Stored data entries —
------------------------------------------------------------------------
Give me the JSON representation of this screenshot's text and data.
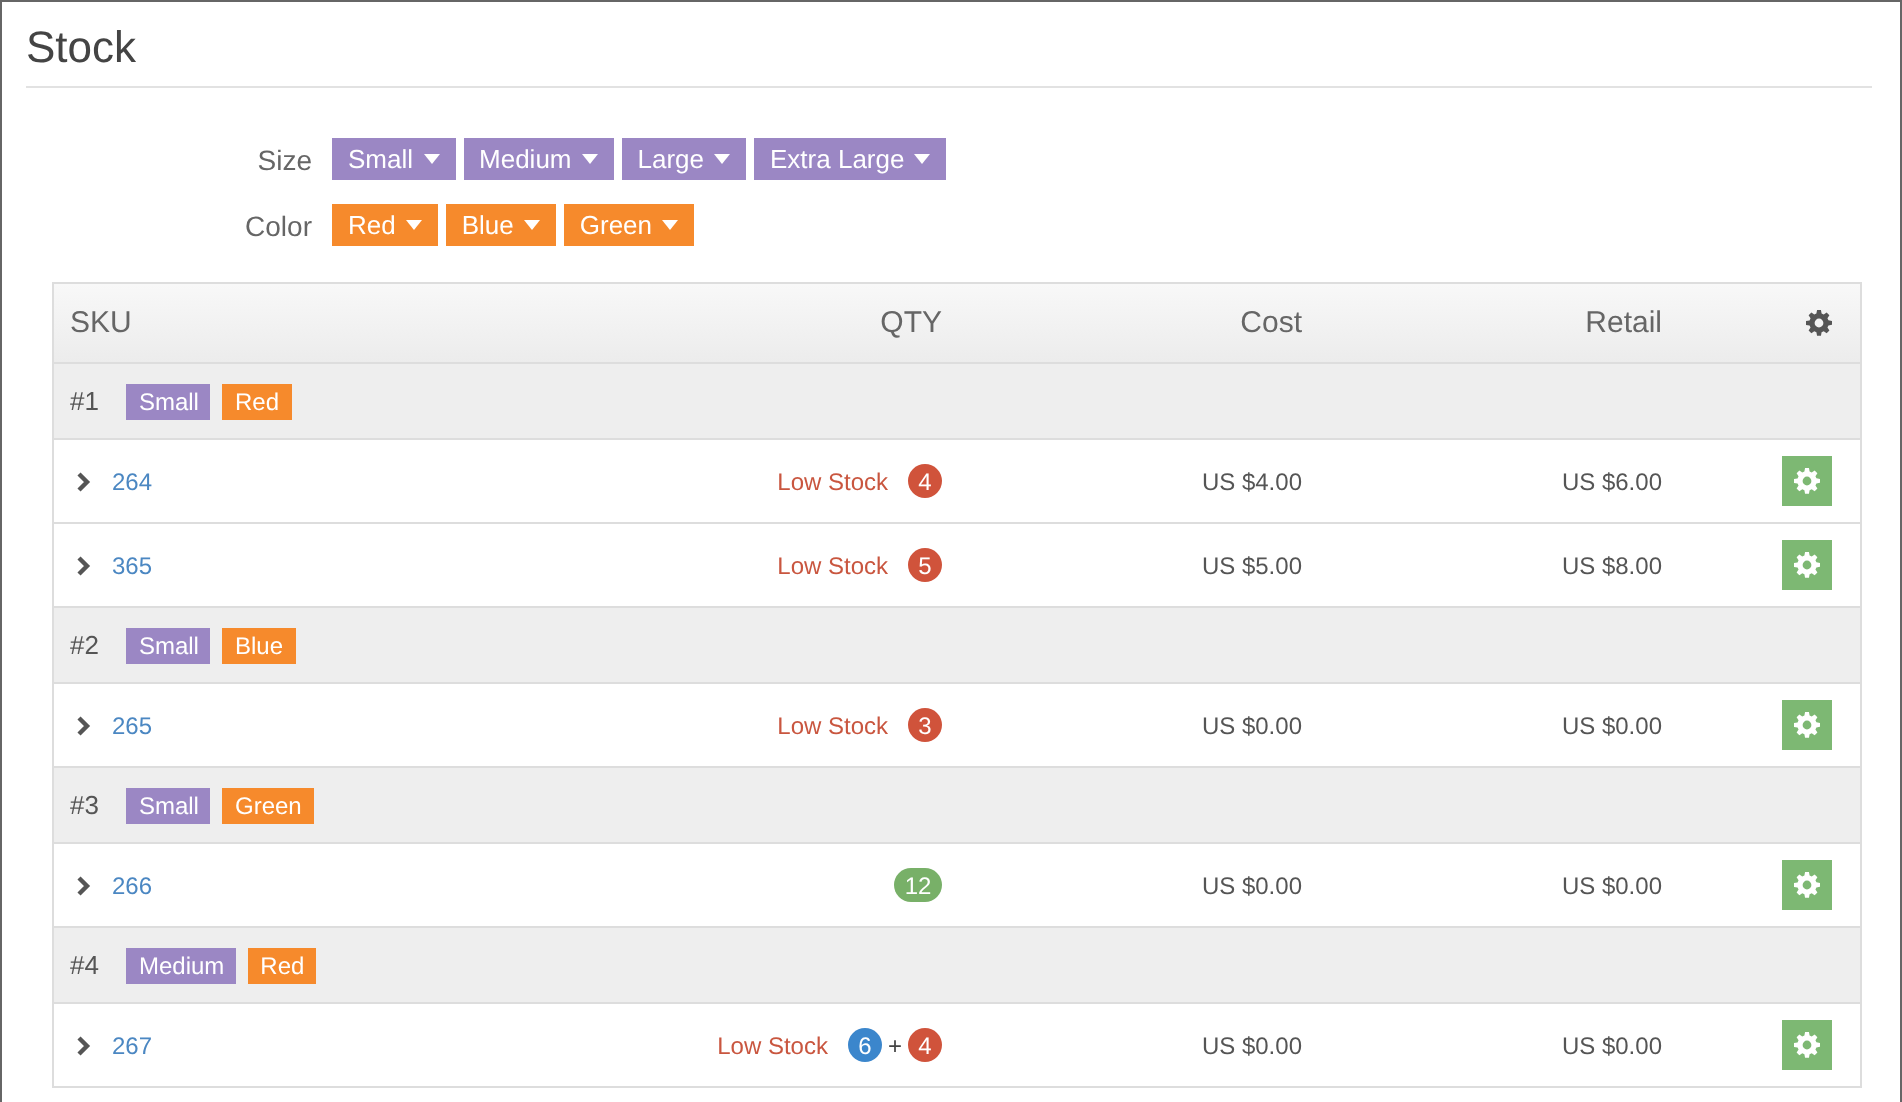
{
  "title": "Stock",
  "filters": [
    {
      "label": "Size",
      "options": [
        {
          "text": "Small",
          "color": "#9b87c4"
        },
        {
          "text": "Medium",
          "color": "#9b87c4"
        },
        {
          "text": "Large",
          "color": "#9b87c4"
        },
        {
          "text": "Extra Large",
          "color": "#9b87c4"
        }
      ]
    },
    {
      "label": "Color",
      "options": [
        {
          "text": "Red",
          "color": "#f68a2c"
        },
        {
          "text": "Blue",
          "color": "#f68a2c"
        },
        {
          "text": "Green",
          "color": "#f68a2c"
        }
      ]
    }
  ],
  "table": {
    "columns": [
      "SKU",
      "QTY",
      "Cost",
      "Retail"
    ],
    "groups": [
      {
        "label": "#1",
        "tags": [
          {
            "text": "Small",
            "color": "#9b87c4"
          },
          {
            "text": "Red",
            "color": "#f68a2c"
          }
        ],
        "rows": [
          {
            "sku": "264",
            "status": "Low Stock",
            "qty": [
              {
                "kind": "badge",
                "text": "4",
                "color": "#d0533b"
              }
            ],
            "cost": "US $4.00",
            "retail": "US $6.00"
          },
          {
            "sku": "365",
            "status": "Low Stock",
            "qty": [
              {
                "kind": "badge",
                "text": "5",
                "color": "#d0533b"
              }
            ],
            "cost": "US $5.00",
            "retail": "US $8.00"
          }
        ]
      },
      {
        "label": "#2",
        "tags": [
          {
            "text": "Small",
            "color": "#9b87c4"
          },
          {
            "text": "Blue",
            "color": "#f68a2c"
          }
        ],
        "rows": [
          {
            "sku": "265",
            "status": "Low Stock",
            "qty": [
              {
                "kind": "badge",
                "text": "3",
                "color": "#d0533b"
              }
            ],
            "cost": "US $0.00",
            "retail": "US $0.00"
          }
        ]
      },
      {
        "label": "#3",
        "tags": [
          {
            "text": "Small",
            "color": "#9b87c4"
          },
          {
            "text": "Green",
            "color": "#f68a2c"
          }
        ],
        "rows": [
          {
            "sku": "266",
            "qty": [
              {
                "kind": "badge",
                "text": "12",
                "color": "#78b068"
              }
            ],
            "cost": "US $0.00",
            "retail": "US $0.00"
          }
        ]
      },
      {
        "label": "#4",
        "tags": [
          {
            "text": "Medium",
            "color": "#9b87c4"
          },
          {
            "text": "Red",
            "color": "#f68a2c"
          }
        ],
        "rows": [
          {
            "sku": "267",
            "status": "Low Stock",
            "qty": [
              {
                "kind": "badge",
                "text": "6",
                "color": "#3b86cc"
              },
              {
                "kind": "plus",
                "text": "+"
              },
              {
                "kind": "badge",
                "text": "4",
                "color": "#d0533b"
              }
            ],
            "cost": "US $0.00",
            "retail": "US $0.00"
          }
        ]
      }
    ]
  }
}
------------------------------------------------------------------------
Quote the data above in full and without alteration; skip the pictures.

Expected answer —
Give me the JSON representation of this screenshot's text and data.
{
  "title": "Stock",
  "filters": [
    {
      "label": "Size",
      "options": [
        {
          "text": "Small",
          "color": "#9b87c4"
        },
        {
          "text": "Medium",
          "color": "#9b87c4"
        },
        {
          "text": "Large",
          "color": "#9b87c4"
        },
        {
          "text": "Extra Large",
          "color": "#9b87c4"
        }
      ]
    },
    {
      "label": "Color",
      "options": [
        {
          "text": "Red",
          "color": "#f68a2c"
        },
        {
          "text": "Blue",
          "color": "#f68a2c"
        },
        {
          "text": "Green",
          "color": "#f68a2c"
        }
      ]
    }
  ],
  "table": {
    "columns": [
      "SKU",
      "QTY",
      "Cost",
      "Retail"
    ],
    "groups": [
      {
        "label": "#1",
        "tags": [
          {
            "text": "Small",
            "color": "#9b87c4"
          },
          {
            "text": "Red",
            "color": "#f68a2c"
          }
        ],
        "rows": [
          {
            "sku": "264",
            "status": "Low Stock",
            "qty": [
              {
                "kind": "badge",
                "text": "4",
                "color": "#d0533b"
              }
            ],
            "cost": "US $4.00",
            "retail": "US $6.00"
          },
          {
            "sku": "365",
            "status": "Low Stock",
            "qty": [
              {
                "kind": "badge",
                "text": "5",
                "color": "#d0533b"
              }
            ],
            "cost": "US $5.00",
            "retail": "US $8.00"
          }
        ]
      },
      {
        "label": "#2",
        "tags": [
          {
            "text": "Small",
            "color": "#9b87c4"
          },
          {
            "text": "Blue",
            "color": "#f68a2c"
          }
        ],
        "rows": [
          {
            "sku": "265",
            "status": "Low Stock",
            "qty": [
              {
                "kind": "badge",
                "text": "3",
                "color": "#d0533b"
              }
            ],
            "cost": "US $0.00",
            "retail": "US $0.00"
          }
        ]
      },
      {
        "label": "#3",
        "tags": [
          {
            "text": "Small",
            "color": "#9b87c4"
          },
          {
            "text": "Green",
            "color": "#f68a2c"
          }
        ],
        "rows": [
          {
            "sku": "266",
            "qty": [
              {
                "kind": "badge",
                "text": "12",
                "color": "#78b068"
              }
            ],
            "cost": "US $0.00",
            "retail": "US $0.00"
          }
        ]
      },
      {
        "label": "#4",
        "tags": [
          {
            "text": "Medium",
            "color": "#9b87c4"
          },
          {
            "text": "Red",
            "color": "#f68a2c"
          }
        ],
        "rows": [
          {
            "sku": "267",
            "status": "Low Stock",
            "qty": [
              {
                "kind": "badge",
                "text": "6",
                "color": "#3b86cc"
              },
              {
                "kind": "plus",
                "text": "+"
              },
              {
                "kind": "badge",
                "text": "4",
                "color": "#d0533b"
              }
            ],
            "cost": "US $0.00",
            "retail": "US $0.00"
          }
        ]
      }
    ]
  }
}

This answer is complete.